• _Task description_
Pull out every line below containing the word "from".

[Data items]
····················
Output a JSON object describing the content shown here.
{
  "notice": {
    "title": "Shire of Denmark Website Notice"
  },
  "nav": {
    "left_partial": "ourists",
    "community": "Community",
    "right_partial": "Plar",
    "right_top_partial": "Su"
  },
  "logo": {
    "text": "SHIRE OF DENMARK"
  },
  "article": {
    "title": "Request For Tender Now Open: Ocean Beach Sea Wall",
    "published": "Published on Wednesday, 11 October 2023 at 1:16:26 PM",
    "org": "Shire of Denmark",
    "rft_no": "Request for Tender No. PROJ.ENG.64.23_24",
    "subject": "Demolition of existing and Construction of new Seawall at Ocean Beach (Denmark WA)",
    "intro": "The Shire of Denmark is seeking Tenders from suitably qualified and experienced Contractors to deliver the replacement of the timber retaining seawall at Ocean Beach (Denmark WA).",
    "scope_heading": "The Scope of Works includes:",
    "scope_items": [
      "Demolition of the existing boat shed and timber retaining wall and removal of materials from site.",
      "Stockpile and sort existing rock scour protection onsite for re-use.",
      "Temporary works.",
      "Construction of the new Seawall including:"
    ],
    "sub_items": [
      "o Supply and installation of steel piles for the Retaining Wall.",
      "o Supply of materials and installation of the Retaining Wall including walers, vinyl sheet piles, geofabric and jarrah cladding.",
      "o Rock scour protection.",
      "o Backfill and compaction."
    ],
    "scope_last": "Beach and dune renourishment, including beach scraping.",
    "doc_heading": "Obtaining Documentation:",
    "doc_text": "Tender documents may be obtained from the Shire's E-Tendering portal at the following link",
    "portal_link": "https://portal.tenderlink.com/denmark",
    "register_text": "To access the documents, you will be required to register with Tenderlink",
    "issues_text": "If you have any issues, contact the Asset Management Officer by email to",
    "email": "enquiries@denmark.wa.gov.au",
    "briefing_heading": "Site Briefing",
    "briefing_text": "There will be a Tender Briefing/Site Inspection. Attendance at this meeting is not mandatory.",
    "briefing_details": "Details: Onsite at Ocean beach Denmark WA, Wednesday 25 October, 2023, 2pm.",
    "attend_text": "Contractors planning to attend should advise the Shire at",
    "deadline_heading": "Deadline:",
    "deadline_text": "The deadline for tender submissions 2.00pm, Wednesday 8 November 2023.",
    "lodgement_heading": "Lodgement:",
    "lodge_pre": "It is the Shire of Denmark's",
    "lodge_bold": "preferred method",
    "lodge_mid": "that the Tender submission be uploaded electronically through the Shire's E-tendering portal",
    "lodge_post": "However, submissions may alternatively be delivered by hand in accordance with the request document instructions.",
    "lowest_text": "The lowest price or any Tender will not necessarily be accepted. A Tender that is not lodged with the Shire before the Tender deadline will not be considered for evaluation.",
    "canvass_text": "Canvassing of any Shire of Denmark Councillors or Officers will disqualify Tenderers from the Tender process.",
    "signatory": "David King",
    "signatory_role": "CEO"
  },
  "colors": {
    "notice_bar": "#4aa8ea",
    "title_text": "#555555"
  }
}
····················
• _Solution for this exercise_
    "intro": "The Shire of Denmark is seeking Tenders from suitably qualified and experienced Contractors to deliver the replacement of the timber retaining seawall at Ocean Beach (Denmark WA).",
      "Demolition of the existing boat shed and timber retaining wall and removal of materials from site.",
    "doc_text": "Tender documents may be obtained from the Shire's E-Tendering portal at the following link",
    "canvass_text": "Canvassing of any Shire of Denmark Councillors or Officers will disqualify Tenderers from the Tender process.",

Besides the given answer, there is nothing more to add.